PROBLEMA 1
Traduce al inglés esta oración del texto sobre el balotaje brasileño: "Para intervenir en la coyuntura cualquier fuerza política o social debe partir del reconocimiento de sus fortalezas y debilidades."
PROBLEMA 2
Según el texto sobre el balotaje brasileño, ¿qué hizo Macri en Argentina?

TEXTO DEL EJERCICIO
====

la historia, no tal o cual líder en particular?
Volviendo
a Brasil: lavarse las manos en el balotaje brasileño es una política
suicida para la izquierda radical que sería la primera víctima de las
hordas fascistas que comanda Bolsonaro. Para intervenir en la coyuntura
cualquier fuerza política o social debe partir del reconocimiento de sus
fortalezas y debilidades. Si la ultraizquierda que hoy en Brasil
proclama su “neutralidad” en la lucha electoral hubiera acumulado una
fuerza política capaz de disputar la presidencia entonces el voto podría
canalizarse en dirección propia. Pero ese no es el caso,
desgraciadamente. Las usuales críticas al “malmenorismo”, que pretenden
tapar el sol con un dedo, tratan infructuosamente de ocultar esa
debilidad de larga data y los límites de la desprestigiada consigna del
“tanto peor, tanto mejor”, porque si algo ha enseñado el capitalismo en
las últimas décadas fue su formidable capacidad de metabolizar la
protesta social y de erigir enormes obstáculos al surgimiento de una
conciencia y una organización política anticapitalistas. El
desconocimiento de esta realidad, el optar por la neutralidad entre un
fascista y, pongamos, un reformismo coherente como el que representan
Haddad y d’Ávila sólo puede traer renovados sufrimientos a las clases y
capas populares del Brasil, dificultar aún más la organización del campo
popular y alejar todavía más las perspectivas de una revolución
anticapitalista. La penosa experiencia argentina debería hacerlos
reflexionar: Macri criminalizó la protesta social y armó un formidable
aparato represivo que dificulta enormemente las imprescindibles labores
de organización y concientización de la clase. De triunfar Bolsonaro,
ayudado por la deserción de la ultraizquierda, la situación del campo
popular en Brasil sería aún peor. Eso, siempre y cuando, ante la
perspectiva irreversible de un triunfo de Haddad en el balotaje la
derecha brasileña no se anticipe a lo que sería un desastre para su
proyecto -por el cual destituyeron a Dilma, encarcelaron a Lula,
instauraron a un monigote como Temer para impulsar una legislación
ultrareaccionaria, etcétera- y decida postergar hasta nuevo aviso el
llamado a las urnas, o anulándolas en caso de que tengan lugar y
Bolsonaro sea derrotado, o provocando la destitución de Temer e
instaurando un gobierno de transición que “normalice” el país en un
plazo de dos o tres años, suficientes para inventar candidatos más aptos
que el ex capitán del ejército, desarticular lo que queda del
movimiento popular y desbaratar cualquier estrategia que éste pudiera
concebir para competir en las elecciones. Como es bien sabido, “el
lawfare” da para todo.

====

MATERIAL MOSTRADO
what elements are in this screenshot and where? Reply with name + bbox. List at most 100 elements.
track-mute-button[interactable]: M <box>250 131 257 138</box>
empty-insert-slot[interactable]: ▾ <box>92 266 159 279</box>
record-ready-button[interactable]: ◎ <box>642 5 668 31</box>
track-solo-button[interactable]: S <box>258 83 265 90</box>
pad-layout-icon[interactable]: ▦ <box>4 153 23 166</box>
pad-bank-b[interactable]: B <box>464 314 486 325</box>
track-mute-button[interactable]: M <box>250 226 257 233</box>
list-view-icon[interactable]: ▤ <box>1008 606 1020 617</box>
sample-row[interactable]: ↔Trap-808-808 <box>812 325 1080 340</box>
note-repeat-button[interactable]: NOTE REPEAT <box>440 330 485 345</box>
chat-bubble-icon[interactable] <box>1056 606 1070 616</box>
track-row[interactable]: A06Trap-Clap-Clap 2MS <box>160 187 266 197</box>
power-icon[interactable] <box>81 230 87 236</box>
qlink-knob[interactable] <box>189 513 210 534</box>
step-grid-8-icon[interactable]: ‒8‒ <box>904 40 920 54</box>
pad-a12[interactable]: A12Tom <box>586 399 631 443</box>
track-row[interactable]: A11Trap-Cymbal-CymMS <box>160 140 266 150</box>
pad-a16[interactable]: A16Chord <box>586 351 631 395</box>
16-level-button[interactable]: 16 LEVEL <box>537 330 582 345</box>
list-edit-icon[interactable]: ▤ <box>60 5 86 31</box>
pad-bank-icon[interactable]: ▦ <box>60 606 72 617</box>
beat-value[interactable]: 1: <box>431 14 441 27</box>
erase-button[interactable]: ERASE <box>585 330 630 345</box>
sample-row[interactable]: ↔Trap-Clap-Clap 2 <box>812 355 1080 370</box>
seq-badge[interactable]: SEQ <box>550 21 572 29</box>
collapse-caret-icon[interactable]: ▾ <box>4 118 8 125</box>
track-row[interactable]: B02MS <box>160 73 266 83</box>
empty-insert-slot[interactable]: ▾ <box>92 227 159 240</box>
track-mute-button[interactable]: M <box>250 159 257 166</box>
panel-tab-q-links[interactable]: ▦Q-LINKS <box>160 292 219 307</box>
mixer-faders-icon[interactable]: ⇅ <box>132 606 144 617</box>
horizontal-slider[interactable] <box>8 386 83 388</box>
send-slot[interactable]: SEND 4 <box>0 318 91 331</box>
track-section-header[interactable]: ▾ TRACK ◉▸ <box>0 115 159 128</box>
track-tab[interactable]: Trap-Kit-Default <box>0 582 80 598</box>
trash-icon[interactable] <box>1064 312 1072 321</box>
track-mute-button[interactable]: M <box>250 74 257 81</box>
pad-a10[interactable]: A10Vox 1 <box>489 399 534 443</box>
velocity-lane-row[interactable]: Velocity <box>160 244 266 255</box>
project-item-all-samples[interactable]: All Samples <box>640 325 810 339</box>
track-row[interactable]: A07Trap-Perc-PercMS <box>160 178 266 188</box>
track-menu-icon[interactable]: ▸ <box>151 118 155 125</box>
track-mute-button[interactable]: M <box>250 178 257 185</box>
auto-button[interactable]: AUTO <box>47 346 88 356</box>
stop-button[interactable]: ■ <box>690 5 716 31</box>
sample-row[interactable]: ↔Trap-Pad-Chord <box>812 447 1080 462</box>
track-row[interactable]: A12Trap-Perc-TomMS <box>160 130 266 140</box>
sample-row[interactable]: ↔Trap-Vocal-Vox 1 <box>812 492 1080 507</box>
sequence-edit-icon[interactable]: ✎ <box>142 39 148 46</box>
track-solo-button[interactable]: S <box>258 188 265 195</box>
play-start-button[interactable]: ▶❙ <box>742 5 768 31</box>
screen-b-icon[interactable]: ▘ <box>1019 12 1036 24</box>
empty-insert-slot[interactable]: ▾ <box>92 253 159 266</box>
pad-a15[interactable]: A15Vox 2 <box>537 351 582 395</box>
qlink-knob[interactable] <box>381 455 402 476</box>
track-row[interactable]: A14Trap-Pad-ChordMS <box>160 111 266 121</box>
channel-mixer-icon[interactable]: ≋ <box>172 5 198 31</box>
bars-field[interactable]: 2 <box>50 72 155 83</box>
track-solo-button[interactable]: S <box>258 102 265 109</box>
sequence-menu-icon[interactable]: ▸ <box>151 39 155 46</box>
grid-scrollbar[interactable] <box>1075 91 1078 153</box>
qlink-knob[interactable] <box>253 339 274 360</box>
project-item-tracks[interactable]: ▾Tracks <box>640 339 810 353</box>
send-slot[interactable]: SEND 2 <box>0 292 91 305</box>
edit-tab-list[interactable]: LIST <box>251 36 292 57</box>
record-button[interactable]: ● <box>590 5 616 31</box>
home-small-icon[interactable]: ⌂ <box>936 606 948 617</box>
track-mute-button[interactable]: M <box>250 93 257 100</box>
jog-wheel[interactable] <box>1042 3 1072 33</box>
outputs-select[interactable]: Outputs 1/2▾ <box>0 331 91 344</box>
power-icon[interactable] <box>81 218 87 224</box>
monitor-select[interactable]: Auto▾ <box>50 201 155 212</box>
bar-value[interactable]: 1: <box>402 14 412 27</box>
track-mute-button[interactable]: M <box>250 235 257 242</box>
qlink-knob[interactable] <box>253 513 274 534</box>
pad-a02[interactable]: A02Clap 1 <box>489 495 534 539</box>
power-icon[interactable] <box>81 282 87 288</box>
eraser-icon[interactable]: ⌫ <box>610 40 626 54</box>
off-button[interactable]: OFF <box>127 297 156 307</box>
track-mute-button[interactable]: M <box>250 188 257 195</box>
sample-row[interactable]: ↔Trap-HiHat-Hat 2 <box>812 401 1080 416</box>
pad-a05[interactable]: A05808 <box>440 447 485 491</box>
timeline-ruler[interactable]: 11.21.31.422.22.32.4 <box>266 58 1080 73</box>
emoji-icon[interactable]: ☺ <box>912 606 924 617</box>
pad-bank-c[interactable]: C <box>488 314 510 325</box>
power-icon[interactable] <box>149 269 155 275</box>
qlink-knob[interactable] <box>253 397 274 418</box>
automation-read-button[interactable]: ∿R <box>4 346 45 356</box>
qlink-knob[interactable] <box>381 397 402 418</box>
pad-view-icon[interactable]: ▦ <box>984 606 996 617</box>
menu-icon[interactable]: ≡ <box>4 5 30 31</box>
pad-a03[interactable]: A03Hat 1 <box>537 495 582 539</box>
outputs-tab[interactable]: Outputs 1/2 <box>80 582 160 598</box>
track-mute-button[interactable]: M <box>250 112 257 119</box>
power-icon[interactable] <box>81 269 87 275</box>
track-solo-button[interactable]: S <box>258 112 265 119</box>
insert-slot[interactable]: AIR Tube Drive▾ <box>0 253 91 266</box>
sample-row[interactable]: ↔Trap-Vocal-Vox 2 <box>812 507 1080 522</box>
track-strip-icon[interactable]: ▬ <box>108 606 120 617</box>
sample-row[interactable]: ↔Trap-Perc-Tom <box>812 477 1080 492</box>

====

RESPUESTA 1
To intervene in the current situation, any political or social force must start from recognizing its strengths and weaknesses.

RESPUESTA 2
Criminalizó la protesta social y armó un formidable aparato represivo.